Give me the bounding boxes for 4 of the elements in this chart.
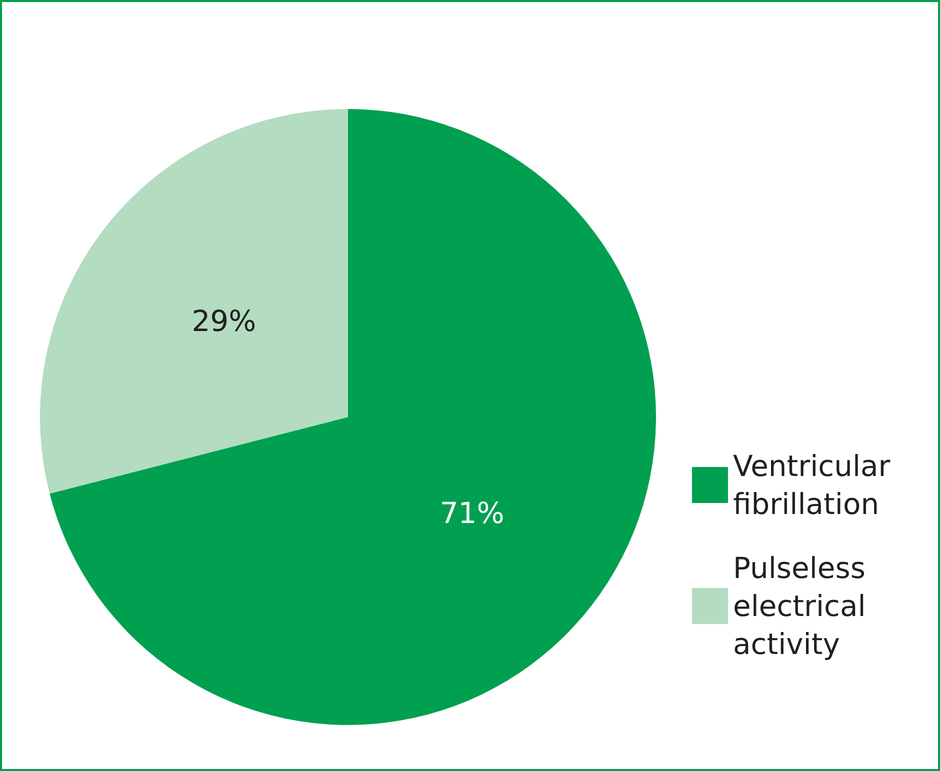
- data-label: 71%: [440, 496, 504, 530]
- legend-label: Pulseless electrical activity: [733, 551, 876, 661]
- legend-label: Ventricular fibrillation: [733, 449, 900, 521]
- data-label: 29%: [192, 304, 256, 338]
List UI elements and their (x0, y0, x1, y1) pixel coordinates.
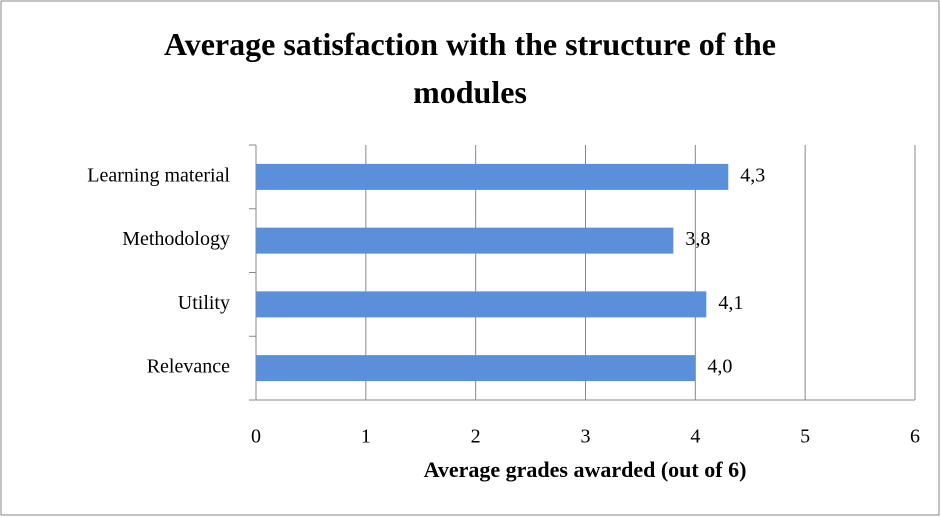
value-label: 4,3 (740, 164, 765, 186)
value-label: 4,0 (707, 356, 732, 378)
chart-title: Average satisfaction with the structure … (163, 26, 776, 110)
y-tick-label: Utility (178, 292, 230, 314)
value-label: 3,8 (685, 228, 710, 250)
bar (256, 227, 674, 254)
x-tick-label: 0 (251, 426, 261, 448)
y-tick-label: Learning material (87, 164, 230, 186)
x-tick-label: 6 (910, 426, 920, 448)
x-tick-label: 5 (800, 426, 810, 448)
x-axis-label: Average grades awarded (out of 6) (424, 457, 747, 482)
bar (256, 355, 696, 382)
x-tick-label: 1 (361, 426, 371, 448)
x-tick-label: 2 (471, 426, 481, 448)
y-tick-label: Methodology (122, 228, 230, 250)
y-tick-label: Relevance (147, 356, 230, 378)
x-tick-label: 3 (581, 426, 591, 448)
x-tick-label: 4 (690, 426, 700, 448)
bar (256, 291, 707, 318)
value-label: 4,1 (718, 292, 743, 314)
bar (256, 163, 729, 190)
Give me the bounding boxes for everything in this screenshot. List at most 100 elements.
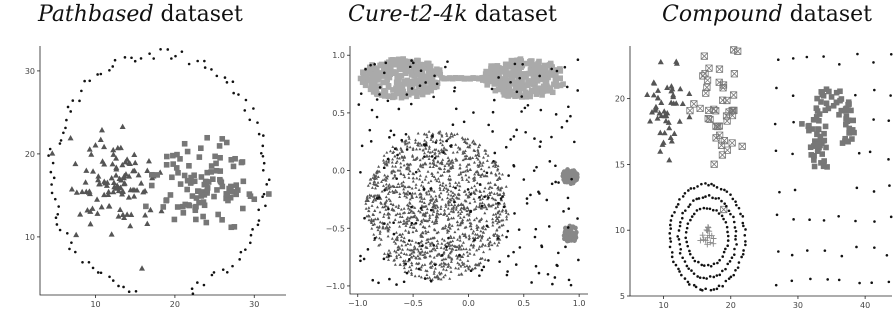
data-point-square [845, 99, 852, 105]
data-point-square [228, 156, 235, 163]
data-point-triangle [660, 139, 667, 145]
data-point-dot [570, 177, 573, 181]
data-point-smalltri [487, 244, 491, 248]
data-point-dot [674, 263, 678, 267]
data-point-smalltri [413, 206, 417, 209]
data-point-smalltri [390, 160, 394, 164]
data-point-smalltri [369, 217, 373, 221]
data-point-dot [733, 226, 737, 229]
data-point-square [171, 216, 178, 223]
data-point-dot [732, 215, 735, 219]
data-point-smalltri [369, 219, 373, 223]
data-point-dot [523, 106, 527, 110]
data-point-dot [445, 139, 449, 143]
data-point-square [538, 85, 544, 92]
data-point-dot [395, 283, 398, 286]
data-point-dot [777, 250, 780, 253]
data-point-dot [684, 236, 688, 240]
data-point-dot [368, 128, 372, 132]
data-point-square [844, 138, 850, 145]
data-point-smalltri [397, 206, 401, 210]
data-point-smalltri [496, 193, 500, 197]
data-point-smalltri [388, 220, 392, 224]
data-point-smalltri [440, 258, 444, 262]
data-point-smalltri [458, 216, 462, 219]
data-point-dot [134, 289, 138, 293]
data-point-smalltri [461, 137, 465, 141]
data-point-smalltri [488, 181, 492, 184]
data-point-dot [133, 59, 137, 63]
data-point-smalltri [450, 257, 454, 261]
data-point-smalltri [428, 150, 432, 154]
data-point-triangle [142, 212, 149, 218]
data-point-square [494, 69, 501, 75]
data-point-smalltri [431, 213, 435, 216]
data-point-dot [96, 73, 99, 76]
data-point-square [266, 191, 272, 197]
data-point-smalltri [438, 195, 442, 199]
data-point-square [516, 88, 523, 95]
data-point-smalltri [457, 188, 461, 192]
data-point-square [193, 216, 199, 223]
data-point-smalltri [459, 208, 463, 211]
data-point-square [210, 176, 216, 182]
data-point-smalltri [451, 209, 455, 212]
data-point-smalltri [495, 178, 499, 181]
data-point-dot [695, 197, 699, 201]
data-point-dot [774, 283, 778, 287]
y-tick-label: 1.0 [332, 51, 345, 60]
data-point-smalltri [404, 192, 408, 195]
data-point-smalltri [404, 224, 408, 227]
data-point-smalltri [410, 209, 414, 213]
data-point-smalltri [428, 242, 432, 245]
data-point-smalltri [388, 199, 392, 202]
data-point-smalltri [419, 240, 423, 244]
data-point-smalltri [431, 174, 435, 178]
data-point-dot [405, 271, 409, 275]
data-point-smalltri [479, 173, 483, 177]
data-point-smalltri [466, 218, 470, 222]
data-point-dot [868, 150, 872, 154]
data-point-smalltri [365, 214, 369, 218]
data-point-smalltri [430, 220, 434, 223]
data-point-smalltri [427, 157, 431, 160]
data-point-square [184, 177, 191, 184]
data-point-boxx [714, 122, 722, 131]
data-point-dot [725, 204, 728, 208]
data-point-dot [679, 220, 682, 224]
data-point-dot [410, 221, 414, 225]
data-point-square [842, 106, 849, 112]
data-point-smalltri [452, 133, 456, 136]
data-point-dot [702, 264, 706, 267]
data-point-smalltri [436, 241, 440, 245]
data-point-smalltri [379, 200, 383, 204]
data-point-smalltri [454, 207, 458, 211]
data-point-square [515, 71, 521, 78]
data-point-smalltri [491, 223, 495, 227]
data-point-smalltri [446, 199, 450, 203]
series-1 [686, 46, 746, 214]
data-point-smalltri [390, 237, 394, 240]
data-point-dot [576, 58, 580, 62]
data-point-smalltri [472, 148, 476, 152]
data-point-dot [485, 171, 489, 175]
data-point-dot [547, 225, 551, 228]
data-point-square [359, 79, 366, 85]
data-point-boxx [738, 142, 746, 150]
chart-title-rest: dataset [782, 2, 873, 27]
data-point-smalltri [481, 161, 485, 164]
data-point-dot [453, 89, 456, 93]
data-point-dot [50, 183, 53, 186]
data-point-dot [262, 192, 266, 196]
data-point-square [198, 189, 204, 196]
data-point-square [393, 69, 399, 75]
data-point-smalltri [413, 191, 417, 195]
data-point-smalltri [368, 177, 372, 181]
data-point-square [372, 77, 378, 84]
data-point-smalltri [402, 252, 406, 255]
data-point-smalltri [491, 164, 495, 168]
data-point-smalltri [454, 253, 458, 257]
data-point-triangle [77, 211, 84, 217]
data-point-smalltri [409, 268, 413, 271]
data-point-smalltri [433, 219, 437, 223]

-- -- --

**Problem description**
Reproduce the material unchanged, starting with the line that contains "value-label: 4,3 (740, 164, 765, 186)" and continuing through the line that contains "Give me the bounding boxes for everything".

**Exercise output**
value-label: 4,3 (740, 164, 765, 186)
value-label: 4,0 (707, 356, 732, 378)
chart-title: Average satisfaction with the structure … (163, 26, 776, 110)
y-tick-label: Utility (178, 292, 230, 314)
value-label: 3,8 (685, 228, 710, 250)
bar (256, 227, 674, 254)
x-tick-label: 0 (251, 426, 261, 448)
y-tick-label: Learning material (87, 164, 230, 186)
x-tick-label: 6 (910, 426, 920, 448)
x-tick-label: 5 (800, 426, 810, 448)
x-axis-label: Average grades awarded (out of 6) (424, 457, 747, 482)
bar (256, 355, 696, 382)
x-tick-label: 1 (361, 426, 371, 448)
x-tick-label: 2 (471, 426, 481, 448)
y-tick-label: Methodology (122, 228, 230, 250)
y-tick-label: Relevance (147, 356, 230, 378)
x-tick-label: 3 (581, 426, 591, 448)
x-tick-label: 4 (690, 426, 700, 448)
bar (256, 291, 707, 318)
value-label: 4,1 (718, 292, 743, 314)
bar (256, 163, 729, 190)
Give me the bounding boxes for everything in this screenshot. List at most 100 elements.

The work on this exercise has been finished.